▸ **GOAL**
Extract the complete listing and output it unchanged.

▸ **DATA TO PROCESS**
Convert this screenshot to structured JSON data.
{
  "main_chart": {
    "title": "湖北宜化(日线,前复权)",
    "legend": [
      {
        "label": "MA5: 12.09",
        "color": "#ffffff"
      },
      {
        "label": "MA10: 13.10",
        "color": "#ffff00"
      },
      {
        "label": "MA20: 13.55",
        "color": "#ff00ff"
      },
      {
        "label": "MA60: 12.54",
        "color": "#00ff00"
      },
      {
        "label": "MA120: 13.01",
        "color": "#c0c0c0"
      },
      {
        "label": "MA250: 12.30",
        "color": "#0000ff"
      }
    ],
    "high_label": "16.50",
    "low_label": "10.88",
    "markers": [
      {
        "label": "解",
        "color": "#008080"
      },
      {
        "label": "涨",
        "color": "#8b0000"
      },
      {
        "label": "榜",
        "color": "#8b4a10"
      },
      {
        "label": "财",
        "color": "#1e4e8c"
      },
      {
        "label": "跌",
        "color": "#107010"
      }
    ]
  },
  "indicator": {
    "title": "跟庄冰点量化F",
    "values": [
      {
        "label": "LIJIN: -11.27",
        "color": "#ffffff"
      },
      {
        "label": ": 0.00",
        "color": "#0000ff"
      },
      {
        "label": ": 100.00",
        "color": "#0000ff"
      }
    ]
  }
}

▸ **COMPLETE ANSWER**
Convert this screenshot to structured JSON data.
{
  "main_chart": {
    "title": "湖北宜化(日线,前复权)",
    "legend": [
      {
        "label": "MA5: 12.09",
        "color": "#ffffff"
      },
      {
        "label": "MA10: 13.10",
        "color": "#ffff00"
      },
      {
        "label": "MA20: 13.55",
        "color": "#ff00ff"
      },
      {
        "label": "MA60: 12.54",
        "color": "#00ff00"
      },
      {
        "label": "MA120: 13.01",
        "color": "#c0c0c0"
      },
      {
        "label": "MA250: 12.30",
        "color": "#0000ff"
      }
    ],
    "high_label": "16.50",
    "low_label": "10.88",
    "markers": [
      {
        "label": "解",
        "color": "#008080"
      },
      {
        "label": "涨",
        "color": "#8b0000"
      },
      {
        "label": "榜",
        "color": "#8b4a10"
      },
      {
        "label": "财",
        "color": "#1e4e8c"
      },
      {
        "label": "跌",
        "color": "#107010"
      }
    ]
  },
  "indicator": {
    "title": "跟庄冰点量化F",
    "values": [
      {
        "label": "LIJIN: -11.27",
        "color": "#ffffff"
      },
      {
        "label": ": 0.00",
        "color": "#0000ff"
      },
      {
        "label": ": 100.00",
        "color": "#0000ff"
      }
    ]
  }
}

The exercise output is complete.